* _INSTRUCTIONS TO FOLLOW_
Copy, from the entries below, each line where the word "técnico" can be found.

* _EXERCISE MATERIAL_
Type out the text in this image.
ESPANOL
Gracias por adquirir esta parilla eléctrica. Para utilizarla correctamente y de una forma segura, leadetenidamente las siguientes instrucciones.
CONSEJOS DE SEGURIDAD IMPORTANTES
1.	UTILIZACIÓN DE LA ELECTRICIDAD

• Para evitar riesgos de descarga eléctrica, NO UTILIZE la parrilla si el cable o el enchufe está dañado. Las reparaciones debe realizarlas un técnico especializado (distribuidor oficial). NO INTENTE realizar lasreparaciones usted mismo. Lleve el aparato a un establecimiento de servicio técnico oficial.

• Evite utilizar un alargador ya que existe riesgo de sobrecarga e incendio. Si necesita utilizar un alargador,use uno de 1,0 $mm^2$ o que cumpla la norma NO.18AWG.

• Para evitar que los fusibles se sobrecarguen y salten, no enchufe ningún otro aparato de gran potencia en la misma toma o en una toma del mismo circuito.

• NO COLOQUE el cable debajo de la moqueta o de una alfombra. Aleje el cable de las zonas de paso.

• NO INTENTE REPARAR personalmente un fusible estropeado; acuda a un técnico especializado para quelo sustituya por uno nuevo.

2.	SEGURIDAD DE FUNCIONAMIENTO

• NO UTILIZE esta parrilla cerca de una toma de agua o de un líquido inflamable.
---
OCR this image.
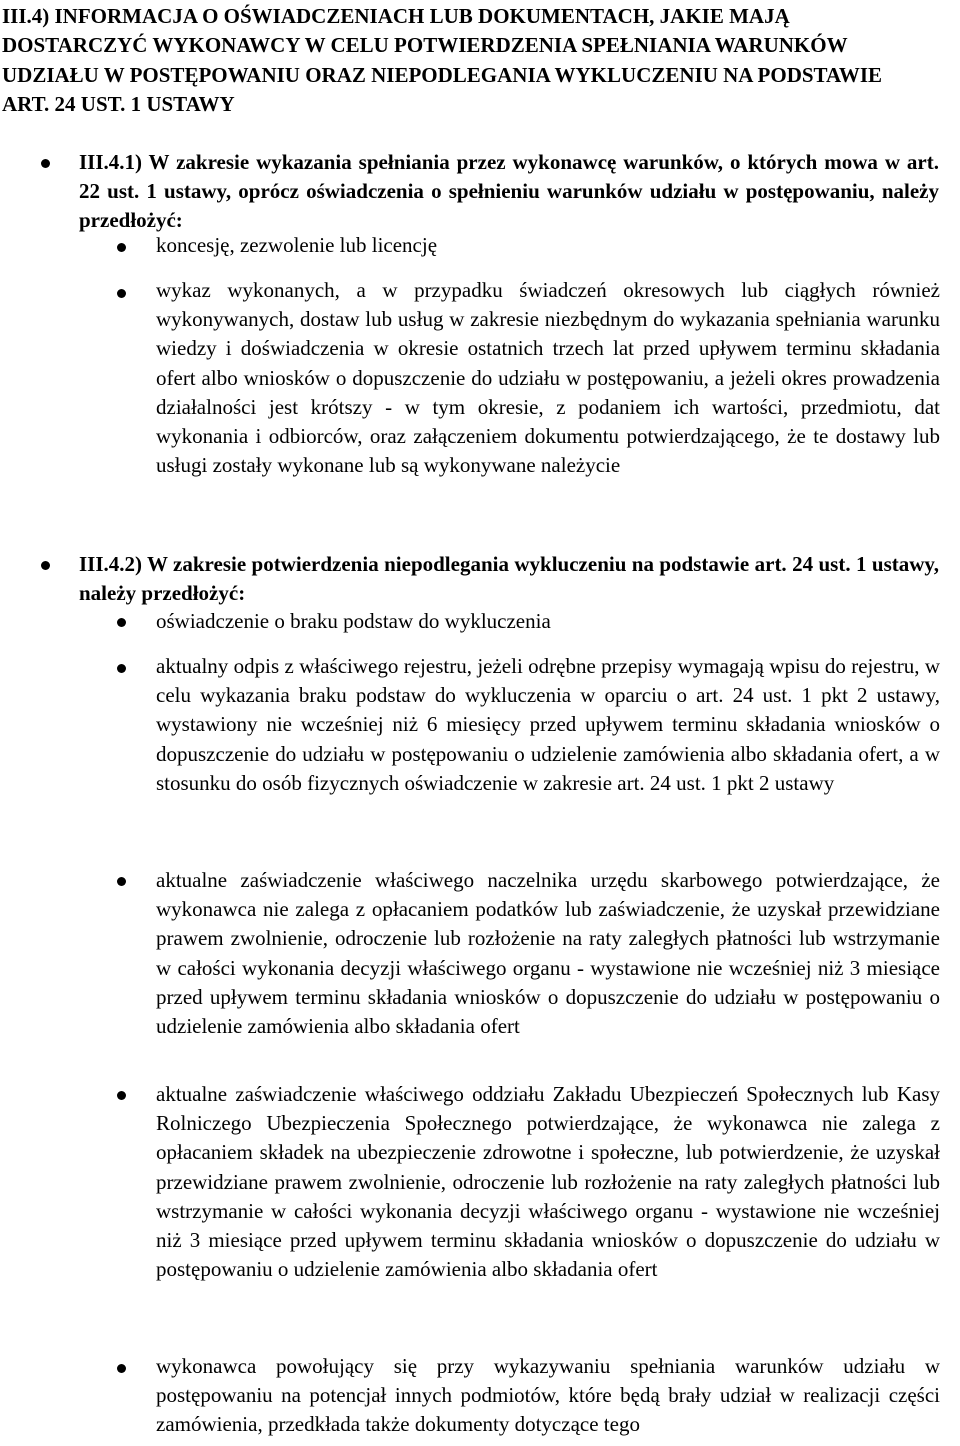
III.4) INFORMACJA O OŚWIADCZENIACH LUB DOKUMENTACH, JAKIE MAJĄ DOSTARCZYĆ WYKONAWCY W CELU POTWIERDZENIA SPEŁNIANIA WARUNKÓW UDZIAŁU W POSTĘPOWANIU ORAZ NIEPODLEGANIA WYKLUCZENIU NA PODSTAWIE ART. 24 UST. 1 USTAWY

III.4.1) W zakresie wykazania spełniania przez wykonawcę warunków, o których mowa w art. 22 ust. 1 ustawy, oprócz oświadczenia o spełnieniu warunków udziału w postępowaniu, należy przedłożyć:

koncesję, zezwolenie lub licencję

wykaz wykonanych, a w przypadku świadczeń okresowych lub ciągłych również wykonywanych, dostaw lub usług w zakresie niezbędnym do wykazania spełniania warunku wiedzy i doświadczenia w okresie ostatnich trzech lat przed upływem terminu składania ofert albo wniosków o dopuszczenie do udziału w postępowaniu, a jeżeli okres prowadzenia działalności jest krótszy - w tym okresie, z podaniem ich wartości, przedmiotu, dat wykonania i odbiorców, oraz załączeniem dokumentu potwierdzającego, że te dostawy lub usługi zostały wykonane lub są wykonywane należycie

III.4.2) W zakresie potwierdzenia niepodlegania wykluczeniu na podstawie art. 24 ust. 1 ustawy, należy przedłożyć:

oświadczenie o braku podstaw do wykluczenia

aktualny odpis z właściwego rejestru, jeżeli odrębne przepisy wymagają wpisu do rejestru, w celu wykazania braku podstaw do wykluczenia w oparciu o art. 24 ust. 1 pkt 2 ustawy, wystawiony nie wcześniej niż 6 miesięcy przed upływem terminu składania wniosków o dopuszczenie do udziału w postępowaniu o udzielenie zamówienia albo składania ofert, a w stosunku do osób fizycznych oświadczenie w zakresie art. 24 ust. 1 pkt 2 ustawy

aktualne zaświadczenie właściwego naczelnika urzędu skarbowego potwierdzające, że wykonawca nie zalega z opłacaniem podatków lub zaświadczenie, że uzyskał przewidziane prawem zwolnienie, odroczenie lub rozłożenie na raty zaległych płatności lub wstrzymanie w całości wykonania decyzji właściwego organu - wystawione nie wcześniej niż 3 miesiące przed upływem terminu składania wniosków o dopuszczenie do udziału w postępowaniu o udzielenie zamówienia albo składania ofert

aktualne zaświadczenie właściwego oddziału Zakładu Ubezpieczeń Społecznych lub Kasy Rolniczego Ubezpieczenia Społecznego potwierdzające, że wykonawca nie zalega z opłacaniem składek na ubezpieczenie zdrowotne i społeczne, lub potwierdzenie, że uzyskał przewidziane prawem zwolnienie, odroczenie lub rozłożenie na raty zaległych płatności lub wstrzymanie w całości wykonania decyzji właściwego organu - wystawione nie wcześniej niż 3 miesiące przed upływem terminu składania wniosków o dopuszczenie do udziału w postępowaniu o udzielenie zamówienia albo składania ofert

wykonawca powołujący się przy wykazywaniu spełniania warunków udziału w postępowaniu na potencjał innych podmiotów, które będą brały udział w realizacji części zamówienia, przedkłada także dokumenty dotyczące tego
==
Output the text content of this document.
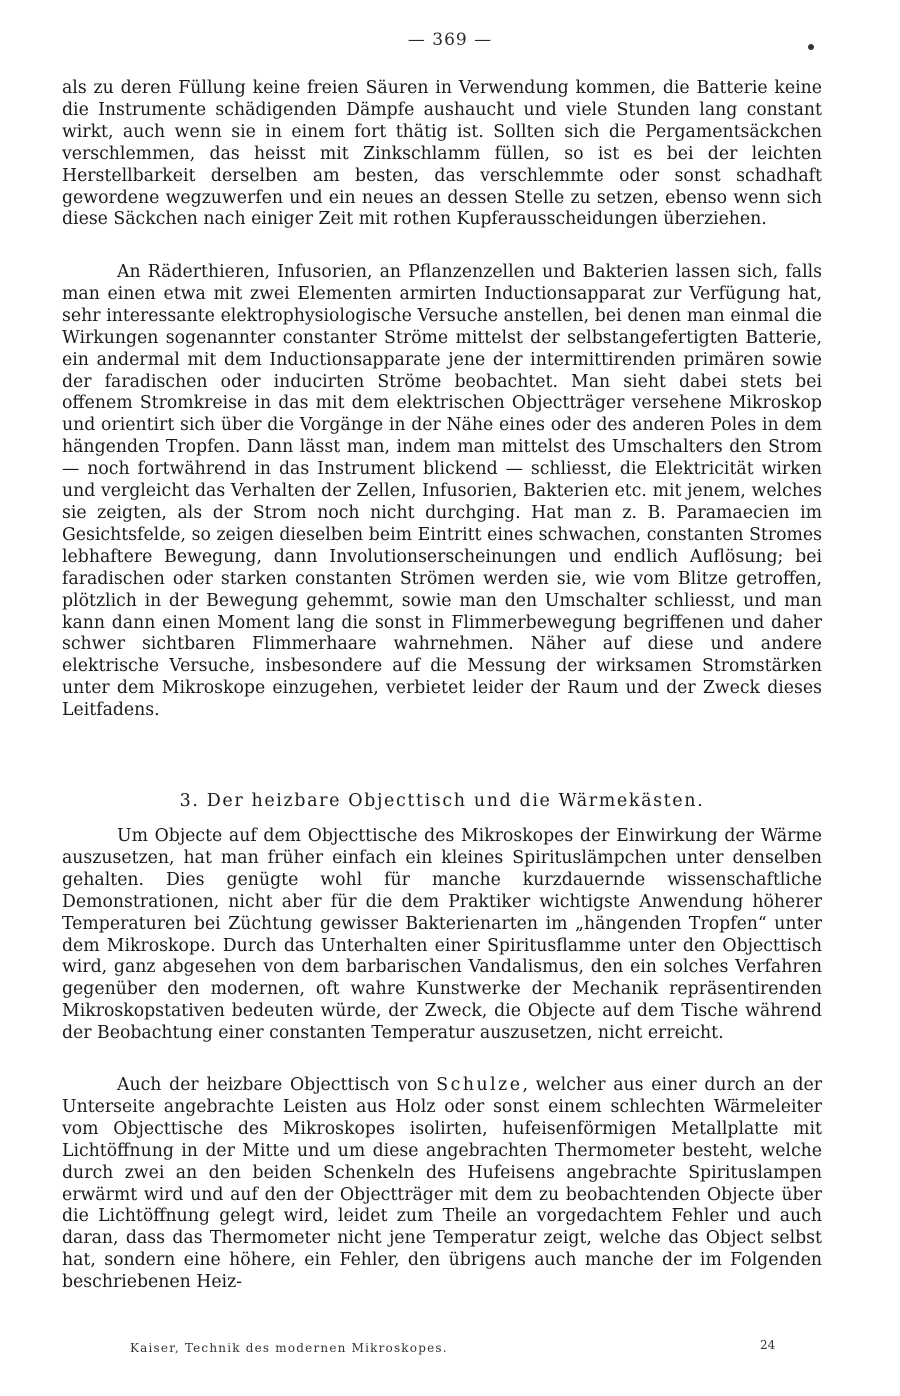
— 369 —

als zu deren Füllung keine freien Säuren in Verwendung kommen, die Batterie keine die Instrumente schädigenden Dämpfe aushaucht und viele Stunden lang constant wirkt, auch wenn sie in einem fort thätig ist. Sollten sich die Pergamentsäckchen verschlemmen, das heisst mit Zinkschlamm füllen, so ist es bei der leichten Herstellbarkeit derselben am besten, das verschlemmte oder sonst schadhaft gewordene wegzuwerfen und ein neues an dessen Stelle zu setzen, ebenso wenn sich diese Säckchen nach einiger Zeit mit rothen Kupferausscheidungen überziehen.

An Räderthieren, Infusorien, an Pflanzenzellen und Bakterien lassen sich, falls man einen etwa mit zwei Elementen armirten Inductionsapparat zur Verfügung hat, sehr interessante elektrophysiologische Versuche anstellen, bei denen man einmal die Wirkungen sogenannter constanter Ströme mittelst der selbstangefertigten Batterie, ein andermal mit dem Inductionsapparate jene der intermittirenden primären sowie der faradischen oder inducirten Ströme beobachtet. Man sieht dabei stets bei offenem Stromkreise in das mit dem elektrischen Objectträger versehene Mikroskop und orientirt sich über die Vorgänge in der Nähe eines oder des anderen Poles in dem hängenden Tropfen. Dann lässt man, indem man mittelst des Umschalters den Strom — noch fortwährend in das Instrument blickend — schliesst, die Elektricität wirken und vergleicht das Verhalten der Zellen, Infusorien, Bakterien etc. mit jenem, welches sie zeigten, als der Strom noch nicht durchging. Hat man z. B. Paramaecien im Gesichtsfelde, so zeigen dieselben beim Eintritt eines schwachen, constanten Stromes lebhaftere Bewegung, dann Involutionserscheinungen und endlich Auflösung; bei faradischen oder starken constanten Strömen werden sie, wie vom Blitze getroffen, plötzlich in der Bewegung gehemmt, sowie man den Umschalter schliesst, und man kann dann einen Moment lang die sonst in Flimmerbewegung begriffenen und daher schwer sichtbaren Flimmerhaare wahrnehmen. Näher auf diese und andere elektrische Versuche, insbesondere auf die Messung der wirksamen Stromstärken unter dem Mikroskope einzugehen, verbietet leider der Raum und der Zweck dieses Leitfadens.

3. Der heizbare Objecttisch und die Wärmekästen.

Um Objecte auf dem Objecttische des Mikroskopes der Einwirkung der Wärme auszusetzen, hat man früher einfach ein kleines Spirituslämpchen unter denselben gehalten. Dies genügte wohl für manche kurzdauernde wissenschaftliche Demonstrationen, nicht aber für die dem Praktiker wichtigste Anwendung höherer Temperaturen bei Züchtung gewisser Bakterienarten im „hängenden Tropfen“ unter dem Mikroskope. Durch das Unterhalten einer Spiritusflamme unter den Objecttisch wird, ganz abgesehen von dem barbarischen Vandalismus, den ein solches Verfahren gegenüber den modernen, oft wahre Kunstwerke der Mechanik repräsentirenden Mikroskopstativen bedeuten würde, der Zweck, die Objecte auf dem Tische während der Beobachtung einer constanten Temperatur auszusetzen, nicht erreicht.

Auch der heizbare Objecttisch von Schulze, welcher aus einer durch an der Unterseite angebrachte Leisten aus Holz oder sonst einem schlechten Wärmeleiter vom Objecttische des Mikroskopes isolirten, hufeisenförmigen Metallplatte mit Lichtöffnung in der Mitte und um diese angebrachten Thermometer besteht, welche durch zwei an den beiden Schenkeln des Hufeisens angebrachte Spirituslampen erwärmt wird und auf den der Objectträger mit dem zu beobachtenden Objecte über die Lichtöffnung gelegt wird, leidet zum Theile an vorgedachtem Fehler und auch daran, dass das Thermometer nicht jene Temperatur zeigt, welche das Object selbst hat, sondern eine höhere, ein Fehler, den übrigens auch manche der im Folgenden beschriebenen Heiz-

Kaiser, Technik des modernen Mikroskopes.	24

* _COMPLETE RESPONSE_
• Para evitar riesgos de descarga eléctrica, NO UTILIZE la parrilla si el cable o el enchufe está dañado. Las reparaciones debe realizarlas un técnico especializado (distribuidor oficial). NO INTENTE realizar lasreparaciones usted mismo. Lleve el aparato a un establecimiento de servicio técnico oficial.
• NO INTENTE REPARAR personalmente un fusible estropeado; acuda a un técnico especializado para quelo sustituya por uno nuevo.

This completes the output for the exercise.